- _Record excerpts_
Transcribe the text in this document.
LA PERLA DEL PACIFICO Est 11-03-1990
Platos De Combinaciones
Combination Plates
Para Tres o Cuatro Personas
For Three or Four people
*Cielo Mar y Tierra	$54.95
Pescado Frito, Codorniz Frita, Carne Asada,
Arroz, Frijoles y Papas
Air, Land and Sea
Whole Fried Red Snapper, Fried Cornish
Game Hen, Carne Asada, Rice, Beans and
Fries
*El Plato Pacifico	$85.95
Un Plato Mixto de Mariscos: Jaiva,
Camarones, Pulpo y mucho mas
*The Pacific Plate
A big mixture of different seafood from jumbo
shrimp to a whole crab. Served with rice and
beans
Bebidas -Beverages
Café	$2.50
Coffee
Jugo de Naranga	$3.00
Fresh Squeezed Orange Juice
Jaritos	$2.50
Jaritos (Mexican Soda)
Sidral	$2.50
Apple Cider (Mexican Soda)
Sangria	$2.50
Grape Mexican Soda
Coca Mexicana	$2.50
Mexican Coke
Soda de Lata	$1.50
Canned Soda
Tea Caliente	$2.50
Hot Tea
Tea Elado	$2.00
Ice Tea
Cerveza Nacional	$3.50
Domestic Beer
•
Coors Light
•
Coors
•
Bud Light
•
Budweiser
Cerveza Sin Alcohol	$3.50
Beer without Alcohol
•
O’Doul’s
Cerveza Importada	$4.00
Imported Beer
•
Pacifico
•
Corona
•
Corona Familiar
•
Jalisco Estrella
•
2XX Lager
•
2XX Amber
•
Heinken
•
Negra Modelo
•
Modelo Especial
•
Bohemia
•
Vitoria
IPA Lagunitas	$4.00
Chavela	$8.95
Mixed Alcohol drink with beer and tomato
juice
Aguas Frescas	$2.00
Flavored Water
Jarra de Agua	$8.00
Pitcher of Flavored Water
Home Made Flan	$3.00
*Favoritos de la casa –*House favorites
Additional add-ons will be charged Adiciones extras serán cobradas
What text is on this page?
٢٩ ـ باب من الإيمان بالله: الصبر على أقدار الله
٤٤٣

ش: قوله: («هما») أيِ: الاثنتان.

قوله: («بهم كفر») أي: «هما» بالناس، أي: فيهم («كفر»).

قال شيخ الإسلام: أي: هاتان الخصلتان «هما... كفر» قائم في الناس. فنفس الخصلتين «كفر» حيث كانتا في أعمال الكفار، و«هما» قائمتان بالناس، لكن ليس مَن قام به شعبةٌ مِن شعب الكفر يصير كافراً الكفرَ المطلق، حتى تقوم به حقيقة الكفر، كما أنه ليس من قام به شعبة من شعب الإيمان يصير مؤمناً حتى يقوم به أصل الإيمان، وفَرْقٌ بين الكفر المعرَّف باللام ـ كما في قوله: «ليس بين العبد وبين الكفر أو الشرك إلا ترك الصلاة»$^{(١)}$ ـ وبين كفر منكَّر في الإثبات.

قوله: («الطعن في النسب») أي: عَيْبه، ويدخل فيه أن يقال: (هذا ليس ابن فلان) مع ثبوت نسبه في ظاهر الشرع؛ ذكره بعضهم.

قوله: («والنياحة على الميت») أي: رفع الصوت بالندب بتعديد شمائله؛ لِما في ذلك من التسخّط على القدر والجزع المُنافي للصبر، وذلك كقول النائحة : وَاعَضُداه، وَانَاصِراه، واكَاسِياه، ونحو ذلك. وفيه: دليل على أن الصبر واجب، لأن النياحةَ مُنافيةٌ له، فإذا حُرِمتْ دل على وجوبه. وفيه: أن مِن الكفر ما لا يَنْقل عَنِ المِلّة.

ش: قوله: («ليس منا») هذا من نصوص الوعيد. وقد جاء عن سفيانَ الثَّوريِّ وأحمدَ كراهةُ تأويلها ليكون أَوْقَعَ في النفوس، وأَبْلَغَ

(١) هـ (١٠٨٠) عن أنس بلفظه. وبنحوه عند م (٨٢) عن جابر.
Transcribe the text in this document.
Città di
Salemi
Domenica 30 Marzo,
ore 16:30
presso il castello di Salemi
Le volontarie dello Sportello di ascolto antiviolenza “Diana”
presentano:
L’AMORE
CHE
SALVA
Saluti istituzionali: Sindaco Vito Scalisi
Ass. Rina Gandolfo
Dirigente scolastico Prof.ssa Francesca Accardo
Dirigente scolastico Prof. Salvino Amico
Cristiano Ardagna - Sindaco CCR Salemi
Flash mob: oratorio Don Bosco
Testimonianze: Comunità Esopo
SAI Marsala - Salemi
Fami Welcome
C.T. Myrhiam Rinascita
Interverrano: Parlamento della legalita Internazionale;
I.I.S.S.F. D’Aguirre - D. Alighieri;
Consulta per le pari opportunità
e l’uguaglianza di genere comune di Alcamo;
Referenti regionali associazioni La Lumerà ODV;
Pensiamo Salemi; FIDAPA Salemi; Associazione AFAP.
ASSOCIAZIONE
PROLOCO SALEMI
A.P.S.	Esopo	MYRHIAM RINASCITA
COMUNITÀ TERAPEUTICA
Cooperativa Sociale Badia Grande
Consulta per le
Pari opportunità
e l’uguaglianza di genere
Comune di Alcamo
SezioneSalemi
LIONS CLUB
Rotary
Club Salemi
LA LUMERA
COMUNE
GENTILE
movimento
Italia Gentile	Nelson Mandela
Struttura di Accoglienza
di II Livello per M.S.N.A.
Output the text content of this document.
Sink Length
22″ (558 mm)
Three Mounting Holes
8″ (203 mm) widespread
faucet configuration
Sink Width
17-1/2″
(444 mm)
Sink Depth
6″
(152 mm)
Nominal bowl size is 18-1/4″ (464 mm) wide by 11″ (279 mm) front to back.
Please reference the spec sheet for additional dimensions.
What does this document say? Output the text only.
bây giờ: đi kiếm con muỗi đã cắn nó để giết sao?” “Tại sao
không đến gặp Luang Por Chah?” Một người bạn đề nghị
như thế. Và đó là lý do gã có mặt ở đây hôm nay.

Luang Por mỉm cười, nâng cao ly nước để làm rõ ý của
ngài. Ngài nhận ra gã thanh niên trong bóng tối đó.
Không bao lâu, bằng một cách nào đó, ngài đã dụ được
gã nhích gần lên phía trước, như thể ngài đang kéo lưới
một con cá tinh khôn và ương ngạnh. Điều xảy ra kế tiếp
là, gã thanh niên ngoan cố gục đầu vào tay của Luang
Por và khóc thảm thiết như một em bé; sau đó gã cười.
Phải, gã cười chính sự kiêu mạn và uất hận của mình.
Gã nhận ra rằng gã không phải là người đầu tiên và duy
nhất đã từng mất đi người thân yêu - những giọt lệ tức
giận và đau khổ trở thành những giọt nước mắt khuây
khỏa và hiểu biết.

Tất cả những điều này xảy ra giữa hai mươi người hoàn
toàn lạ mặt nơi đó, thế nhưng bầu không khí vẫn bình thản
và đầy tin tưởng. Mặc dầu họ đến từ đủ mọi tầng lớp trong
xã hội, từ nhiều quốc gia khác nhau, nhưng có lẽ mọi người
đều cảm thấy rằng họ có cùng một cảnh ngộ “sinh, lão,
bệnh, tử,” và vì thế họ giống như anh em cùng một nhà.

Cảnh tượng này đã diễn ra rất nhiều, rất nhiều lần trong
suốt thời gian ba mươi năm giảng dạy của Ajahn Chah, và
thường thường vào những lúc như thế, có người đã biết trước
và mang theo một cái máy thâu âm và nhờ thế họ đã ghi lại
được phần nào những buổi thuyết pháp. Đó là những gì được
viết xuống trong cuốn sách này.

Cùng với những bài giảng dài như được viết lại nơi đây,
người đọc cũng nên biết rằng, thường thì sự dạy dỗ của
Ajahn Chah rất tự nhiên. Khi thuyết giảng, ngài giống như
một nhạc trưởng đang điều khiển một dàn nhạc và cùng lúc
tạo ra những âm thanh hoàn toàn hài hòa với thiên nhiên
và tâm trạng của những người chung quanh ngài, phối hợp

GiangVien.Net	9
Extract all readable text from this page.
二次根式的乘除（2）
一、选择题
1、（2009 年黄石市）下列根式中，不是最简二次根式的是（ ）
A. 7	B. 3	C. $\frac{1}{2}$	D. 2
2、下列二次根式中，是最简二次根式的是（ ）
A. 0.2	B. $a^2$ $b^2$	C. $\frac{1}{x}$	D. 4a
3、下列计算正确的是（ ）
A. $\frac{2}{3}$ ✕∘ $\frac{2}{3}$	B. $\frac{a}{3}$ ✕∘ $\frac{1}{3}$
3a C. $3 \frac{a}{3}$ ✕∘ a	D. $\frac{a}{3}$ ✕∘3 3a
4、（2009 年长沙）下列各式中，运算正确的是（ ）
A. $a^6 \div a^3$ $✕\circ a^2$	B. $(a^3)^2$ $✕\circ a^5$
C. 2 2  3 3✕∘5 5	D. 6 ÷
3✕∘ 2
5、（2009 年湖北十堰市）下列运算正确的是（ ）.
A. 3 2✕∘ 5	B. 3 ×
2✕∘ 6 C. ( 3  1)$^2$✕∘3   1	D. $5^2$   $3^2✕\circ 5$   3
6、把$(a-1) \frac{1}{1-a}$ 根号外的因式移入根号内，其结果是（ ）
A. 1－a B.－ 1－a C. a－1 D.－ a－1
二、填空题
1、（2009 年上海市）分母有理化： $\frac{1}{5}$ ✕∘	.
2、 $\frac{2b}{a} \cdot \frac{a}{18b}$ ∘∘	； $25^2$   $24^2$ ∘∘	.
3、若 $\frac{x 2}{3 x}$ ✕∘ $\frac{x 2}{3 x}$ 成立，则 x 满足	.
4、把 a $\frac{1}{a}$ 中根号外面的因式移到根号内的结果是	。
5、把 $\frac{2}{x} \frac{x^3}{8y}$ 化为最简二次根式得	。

- _Stated problem_
Retype, exactly and only, the lines running from the one with "Extract all readable text from this page." through the final line of the listing above.

- _Result_
Extract all readable text from this page.
二次根式的乘除（2）
一、选择题
1、（2009 年黄石市）下列根式中，不是最简二次根式的是（ ）
A. 7	B. 3	C. $\frac{1}{2}$	D. 2
2、下列二次根式中，是最简二次根式的是（ ）
A. 0.2	B. $a^2$ $b^2$	C. $\frac{1}{x}$	D. 4a
3、下列计算正确的是（ ）
A. $\frac{2}{3}$ ✕∘ $\frac{2}{3}$	B. $\frac{a}{3}$ ✕∘ $\frac{1}{3}$
3a C. $3 \frac{a}{3}$ ✕∘ a	D. $\frac{a}{3}$ ✕∘3 3a
4、（2009 年长沙）下列各式中，运算正确的是（ ）
A. $a^6 \div a^3$ $✕\circ a^2$	B. $(a^3)^2$ $✕\circ a^5$
C. 2 2  3 3✕∘5 5	D. 6 ÷
3✕∘ 2
5、（2009 年湖北十堰市）下列运算正确的是（ ）.
A. 3 2✕∘ 5	B. 3 ×
2✕∘ 6 C. ( 3  1)$^2$✕∘3   1	D. $5^2$   $3^2✕\circ 5$   3
6、把$(a-1) \frac{1}{1-a}$ 根号外的因式移入根号内，其结果是（ ）
A. 1－a B.－ 1－a C. a－1 D.－ a－1
二、填空题
1、（2009 年上海市）分母有理化： $\frac{1}{5}$ ✕∘	.
2、 $\frac{2b}{a} \cdot \frac{a}{18b}$ ∘∘	； $25^2$   $24^2$ ∘∘	.
3、若 $\frac{x 2}{3 x}$ ✕∘ $\frac{x 2}{3 x}$ 成立，则 x 满足	.
4、把 a $\frac{1}{a}$ 中根号外面的因式移到根号内的结果是	。
5、把 $\frac{2}{x} \frac{x^3}{8y}$ 化为最简二次根式得	。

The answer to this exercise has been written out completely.